--- Start Records provided ---
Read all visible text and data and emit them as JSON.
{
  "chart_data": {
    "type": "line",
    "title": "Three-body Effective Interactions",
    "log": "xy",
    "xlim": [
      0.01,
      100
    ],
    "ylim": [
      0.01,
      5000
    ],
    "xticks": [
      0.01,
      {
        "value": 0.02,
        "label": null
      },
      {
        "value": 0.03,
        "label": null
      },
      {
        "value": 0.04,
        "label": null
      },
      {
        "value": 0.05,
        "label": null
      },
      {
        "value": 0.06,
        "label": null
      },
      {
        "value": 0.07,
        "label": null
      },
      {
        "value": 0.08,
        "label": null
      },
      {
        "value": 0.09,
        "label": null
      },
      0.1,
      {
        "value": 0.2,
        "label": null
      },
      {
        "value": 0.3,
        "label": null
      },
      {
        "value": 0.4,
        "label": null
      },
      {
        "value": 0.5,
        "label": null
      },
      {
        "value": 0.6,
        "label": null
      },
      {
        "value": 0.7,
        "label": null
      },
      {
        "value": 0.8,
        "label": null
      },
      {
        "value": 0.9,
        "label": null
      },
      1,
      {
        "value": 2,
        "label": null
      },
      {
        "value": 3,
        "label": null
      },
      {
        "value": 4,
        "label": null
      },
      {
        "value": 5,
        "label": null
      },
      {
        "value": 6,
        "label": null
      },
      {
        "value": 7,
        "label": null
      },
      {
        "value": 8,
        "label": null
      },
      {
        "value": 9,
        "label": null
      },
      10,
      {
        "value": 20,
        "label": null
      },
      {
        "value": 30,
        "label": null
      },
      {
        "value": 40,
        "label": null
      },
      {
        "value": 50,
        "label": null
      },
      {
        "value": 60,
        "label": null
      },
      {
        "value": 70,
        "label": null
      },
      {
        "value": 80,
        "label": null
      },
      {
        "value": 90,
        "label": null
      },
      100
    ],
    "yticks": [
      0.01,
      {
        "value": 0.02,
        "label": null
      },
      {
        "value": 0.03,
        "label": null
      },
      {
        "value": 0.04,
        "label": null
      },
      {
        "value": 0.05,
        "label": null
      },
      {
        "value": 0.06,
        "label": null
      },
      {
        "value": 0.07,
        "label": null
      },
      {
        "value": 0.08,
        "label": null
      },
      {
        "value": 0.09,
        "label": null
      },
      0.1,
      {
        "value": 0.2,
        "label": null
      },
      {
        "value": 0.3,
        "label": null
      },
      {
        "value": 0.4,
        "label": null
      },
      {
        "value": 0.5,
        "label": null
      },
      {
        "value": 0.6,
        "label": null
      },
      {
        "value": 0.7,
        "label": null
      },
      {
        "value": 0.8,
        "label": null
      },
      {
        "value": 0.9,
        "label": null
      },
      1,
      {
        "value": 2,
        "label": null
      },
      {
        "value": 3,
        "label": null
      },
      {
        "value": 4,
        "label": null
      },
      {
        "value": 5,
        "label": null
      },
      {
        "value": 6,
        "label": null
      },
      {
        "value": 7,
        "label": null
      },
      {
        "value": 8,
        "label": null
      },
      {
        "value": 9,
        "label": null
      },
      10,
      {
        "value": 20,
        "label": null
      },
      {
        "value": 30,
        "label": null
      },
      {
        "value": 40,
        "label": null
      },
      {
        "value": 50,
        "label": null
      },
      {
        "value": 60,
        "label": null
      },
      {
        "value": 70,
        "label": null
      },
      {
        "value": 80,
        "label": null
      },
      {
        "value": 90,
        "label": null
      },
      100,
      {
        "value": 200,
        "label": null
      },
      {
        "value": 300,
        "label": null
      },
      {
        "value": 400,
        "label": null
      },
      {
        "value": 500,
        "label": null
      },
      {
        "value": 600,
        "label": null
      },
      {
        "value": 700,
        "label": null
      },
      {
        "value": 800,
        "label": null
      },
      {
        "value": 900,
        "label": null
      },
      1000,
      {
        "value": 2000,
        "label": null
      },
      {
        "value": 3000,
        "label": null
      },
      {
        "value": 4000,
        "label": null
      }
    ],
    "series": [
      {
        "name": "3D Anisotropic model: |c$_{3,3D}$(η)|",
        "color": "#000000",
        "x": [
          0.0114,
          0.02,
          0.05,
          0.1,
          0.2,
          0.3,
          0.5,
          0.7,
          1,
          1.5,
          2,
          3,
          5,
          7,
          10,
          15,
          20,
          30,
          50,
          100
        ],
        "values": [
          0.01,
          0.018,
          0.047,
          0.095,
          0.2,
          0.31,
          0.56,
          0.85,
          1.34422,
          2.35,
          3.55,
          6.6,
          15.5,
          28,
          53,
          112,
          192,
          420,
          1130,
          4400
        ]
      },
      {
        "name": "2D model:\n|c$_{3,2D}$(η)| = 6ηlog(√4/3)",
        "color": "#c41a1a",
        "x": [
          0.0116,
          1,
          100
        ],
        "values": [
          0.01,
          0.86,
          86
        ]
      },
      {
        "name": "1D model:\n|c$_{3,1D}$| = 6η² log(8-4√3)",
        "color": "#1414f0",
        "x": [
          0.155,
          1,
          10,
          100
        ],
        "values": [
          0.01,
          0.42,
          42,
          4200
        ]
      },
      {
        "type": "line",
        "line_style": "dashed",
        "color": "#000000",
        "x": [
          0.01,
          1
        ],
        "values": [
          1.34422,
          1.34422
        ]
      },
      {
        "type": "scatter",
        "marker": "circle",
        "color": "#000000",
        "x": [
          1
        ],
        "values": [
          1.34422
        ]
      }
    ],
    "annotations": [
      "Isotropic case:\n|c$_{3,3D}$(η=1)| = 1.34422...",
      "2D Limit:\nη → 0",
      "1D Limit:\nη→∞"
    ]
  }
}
--- End Records provided ---
What you should do:
Filter the records, keeping only lines that contain "name", and show those lines.

Result:
        "name": "3D Anisotropic model: |c$_{3,3D}$(η)|",
        "name": "2D model:\n|c$_{3,2D}$(η)| = 6ηlog(√4/3)",
        "name": "1D model:\n|c$_{3,1D}$| = 6η² log(8-4√3)",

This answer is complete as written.